• **Task statement**
Copy the lines of the data below word for word, starting at the line containing "y-tick-label: 10¹ <box>78 120 106 140</box>" and ending at the line containing "x-tick-label: 21 <box>579 525 601 545</box>", both included.

Entries taken from a collection

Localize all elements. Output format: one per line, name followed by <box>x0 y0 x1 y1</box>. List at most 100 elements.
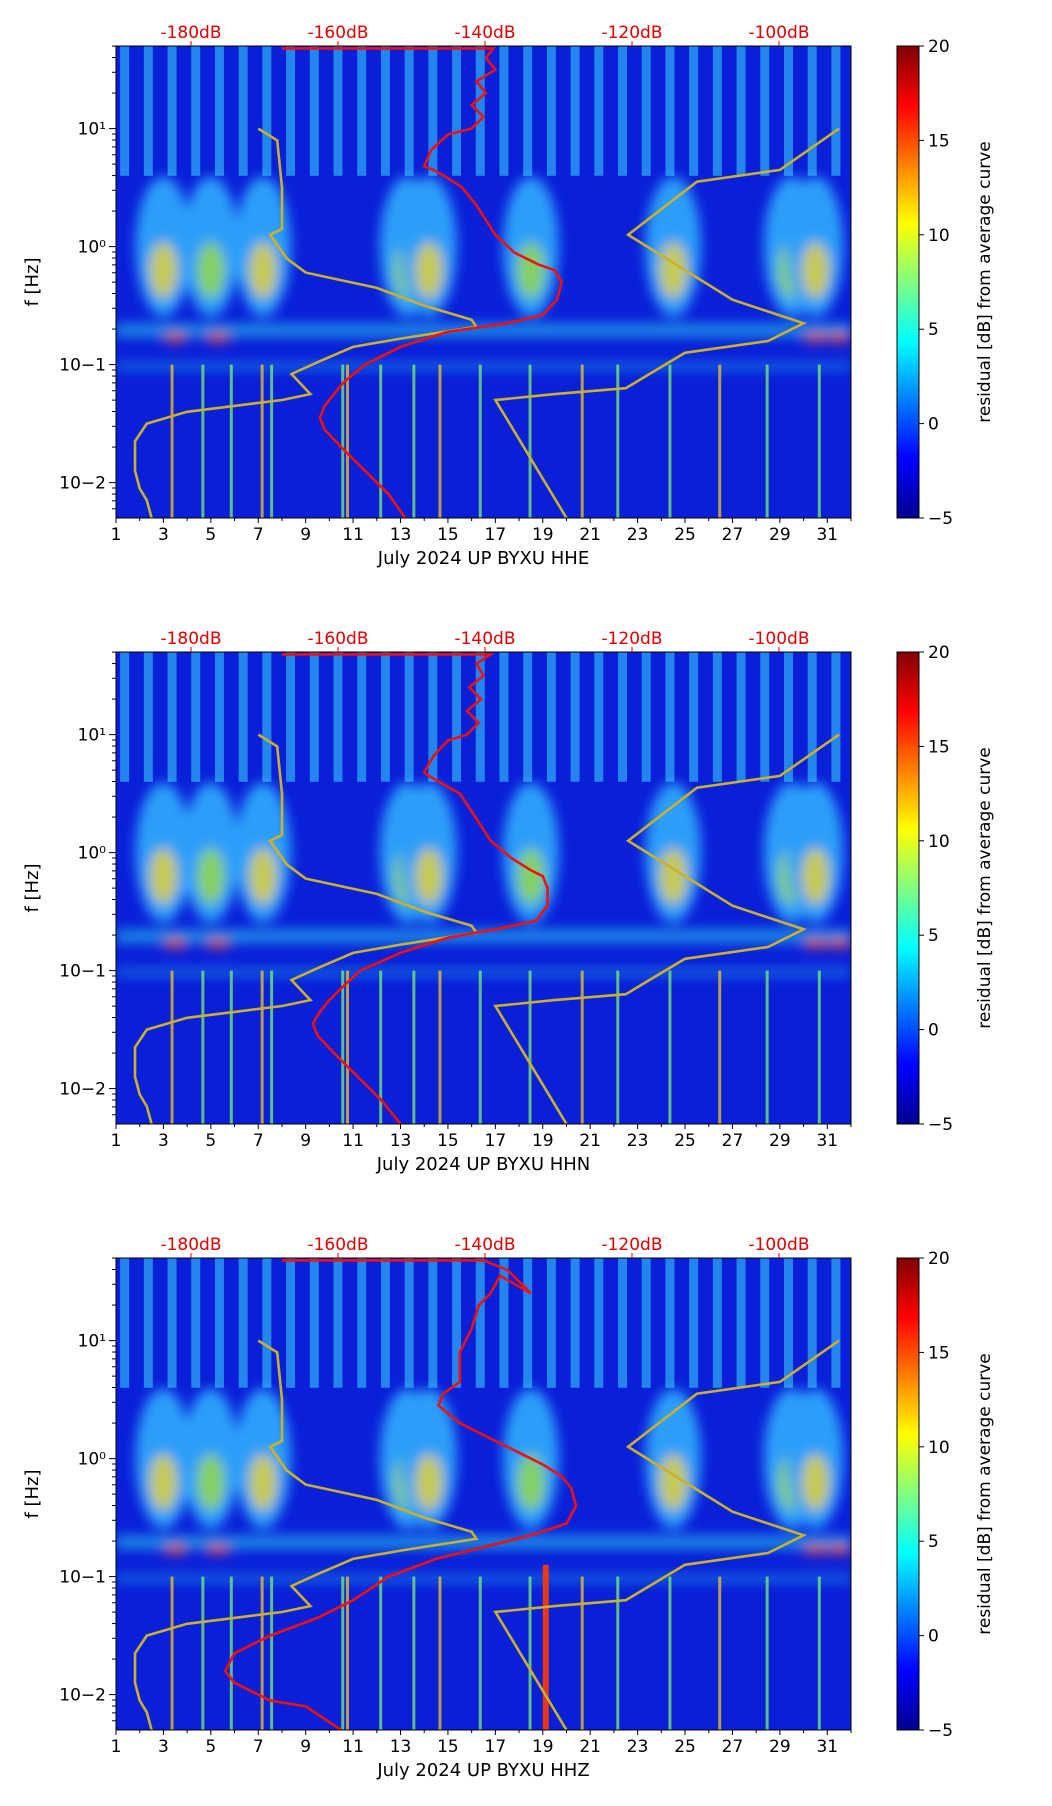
y-tick-label: 10¹ <box>78 120 106 140</box>
heatmap-spike <box>229 1576 233 1730</box>
heatmap-stripe <box>309 1258 319 1388</box>
x-tick-label: 17 <box>485 1737 507 1757</box>
heatmap-stripe <box>760 652 770 782</box>
top-axis-label: -180dB <box>160 23 221 43</box>
x-tick-label: 27 <box>722 525 744 545</box>
heatmap-stripe <box>238 46 248 176</box>
psd-reference-curve-high <box>493 733 840 1124</box>
top-axis-label: -160dB <box>307 23 368 43</box>
heatmap-spike <box>229 364 233 518</box>
heatmap-stripe <box>380 1258 390 1388</box>
heatmap-stripe <box>499 46 509 176</box>
top-axis-label: -160dB <box>307 629 368 649</box>
x-tick-label: 27 <box>722 1737 744 1757</box>
heatmap-blob <box>659 1454 688 1511</box>
colorbar-tick-label: 0 <box>928 1627 939 1647</box>
x-tick-label: 21 <box>579 525 601 545</box>
heatmap-stripes <box>120 1258 841 1730</box>
heatmap-spike <box>412 1576 416 1730</box>
heatmap-spike <box>341 364 345 518</box>
heatmap-blob <box>149 242 178 299</box>
heatmap-stripe <box>523 652 533 782</box>
heatmap-hotspot <box>205 332 230 343</box>
heatmap-spike <box>201 1576 205 1730</box>
heatmap-hotspot <box>803 938 828 949</box>
heatmap-blob <box>149 1454 178 1511</box>
heatmap-spike <box>438 364 442 518</box>
heatmap-spike <box>201 364 205 518</box>
x-tick-label: 23 <box>627 1131 649 1151</box>
y-tick-label: 10¹ <box>78 1332 106 1352</box>
heatmap-band <box>116 362 851 371</box>
x-tick-label: 13 <box>390 525 412 545</box>
y-tick-label: 10¹ <box>78 726 106 746</box>
heatmap-stripe <box>120 46 130 176</box>
x-tick-label: 3 <box>158 1131 169 1151</box>
colorbar-tick-label: 10 <box>928 226 950 246</box>
heatmap-blob <box>149 848 178 905</box>
colorbar-tick-label: 10 <box>928 1438 950 1458</box>
heatmap-spike <box>270 364 274 518</box>
y-tick-label: 10−1 <box>59 962 106 982</box>
heatmap-spike <box>765 970 769 1124</box>
heatmap-stripe <box>618 46 628 176</box>
heatmap-stripe <box>167 46 177 176</box>
heatmap-area <box>116 652 851 1124</box>
x-tick-label: 7 <box>253 525 264 545</box>
x-tick-label: 3 <box>158 1737 169 1757</box>
heatmap-area <box>116 1258 851 1730</box>
heatmap-stripe <box>712 652 722 782</box>
heatmap-stripe <box>712 46 722 176</box>
colorbar-tick-label: 0 <box>928 415 939 435</box>
x-tick-label: 3 <box>158 525 169 545</box>
y-tick-label: 10−2 <box>59 1686 106 1706</box>
heatmap-stripe <box>452 652 462 782</box>
x-tick-label: 13 <box>390 1131 412 1151</box>
top-axis-label: -120dB <box>601 629 662 649</box>
x-tick-label: 15 <box>437 1737 459 1757</box>
heatmap-stripe <box>783 1258 793 1388</box>
heatmap-stripe <box>333 1258 343 1388</box>
heatmap-spike <box>270 1576 274 1730</box>
colorbar-label: residual [dB] from average curve <box>975 747 995 1028</box>
x-tick-label: 19 <box>532 1737 554 1757</box>
heatmap-spike <box>201 970 205 1124</box>
heatmap-spike <box>379 970 383 1124</box>
heatmap-spike <box>718 970 722 1124</box>
x-tick-label: 19 <box>532 1131 554 1151</box>
colorbar-label: residual [dB] from average curve <box>975 141 995 422</box>
heatmap-stripe <box>286 652 296 782</box>
top-axis-label: -160dB <box>307 1235 368 1255</box>
heatmap-stripe <box>380 46 390 176</box>
heatmap-stripe <box>570 652 580 782</box>
heatmap-stripe <box>594 46 604 176</box>
heatmap-stripe <box>214 1258 224 1388</box>
x-tick-label: 5 <box>205 525 216 545</box>
heatmap-texture <box>116 176 851 371</box>
colorbar-tick-label: 5 <box>928 1532 939 1552</box>
heatmap-stripe <box>214 652 224 782</box>
colorbar-tick-label: 20 <box>928 643 950 663</box>
x-tick-label: 21 <box>579 1131 601 1151</box>
heatmap-stripe <box>783 652 793 782</box>
colorbar <box>896 651 920 1125</box>
heatmap-spike <box>668 1576 672 1730</box>
psd-reference-curve-high <box>493 1339 840 1730</box>
colorbar-label: residual [dB] from average curve <box>975 1353 995 1634</box>
heatmap-stripe <box>452 1258 462 1388</box>
top-axis-label: -120dB <box>601 23 662 43</box>
heatmap-stripe <box>712 1258 722 1388</box>
heatmap-spike <box>412 364 416 518</box>
heatmap-blob <box>801 848 830 905</box>
heatmap-spike <box>718 364 722 518</box>
x-tick-label: 19 <box>532 525 554 545</box>
heatmap-stripe <box>309 46 319 176</box>
heatmap-band <box>116 323 851 338</box>
heatmap-stripe <box>286 46 296 176</box>
heatmap-stripe <box>546 1258 556 1388</box>
heatmap-spike <box>412 970 416 1124</box>
heatmap-hotspot <box>803 1544 828 1555</box>
heatmap-texture <box>116 1388 851 1583</box>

• **Completed task**
y-tick-label: 10¹ <box>78 120 106 140</box>
heatmap-spike <box>229 1576 233 1730</box>
heatmap-stripe <box>309 1258 319 1388</box>
x-tick-label: 17 <box>485 1737 507 1757</box>
heatmap-stripe <box>760 652 770 782</box>
top-axis-label: -180dB <box>160 23 221 43</box>
x-tick-label: 27 <box>722 525 744 545</box>
heatmap-stripe <box>238 46 248 176</box>
psd-reference-curve-high <box>493 733 840 1124</box>
top-axis-label: -160dB <box>307 23 368 43</box>
heatmap-spike <box>229 364 233 518</box>
heatmap-stripe <box>380 1258 390 1388</box>
heatmap-stripe <box>499 46 509 176</box>
top-axis-label: -160dB <box>307 629 368 649</box>
x-tick-label: 27 <box>722 1737 744 1757</box>
heatmap-blob <box>659 1454 688 1511</box>
colorbar-tick-label: 0 <box>928 1627 939 1647</box>
x-tick-label: 21 <box>579 525 601 545</box>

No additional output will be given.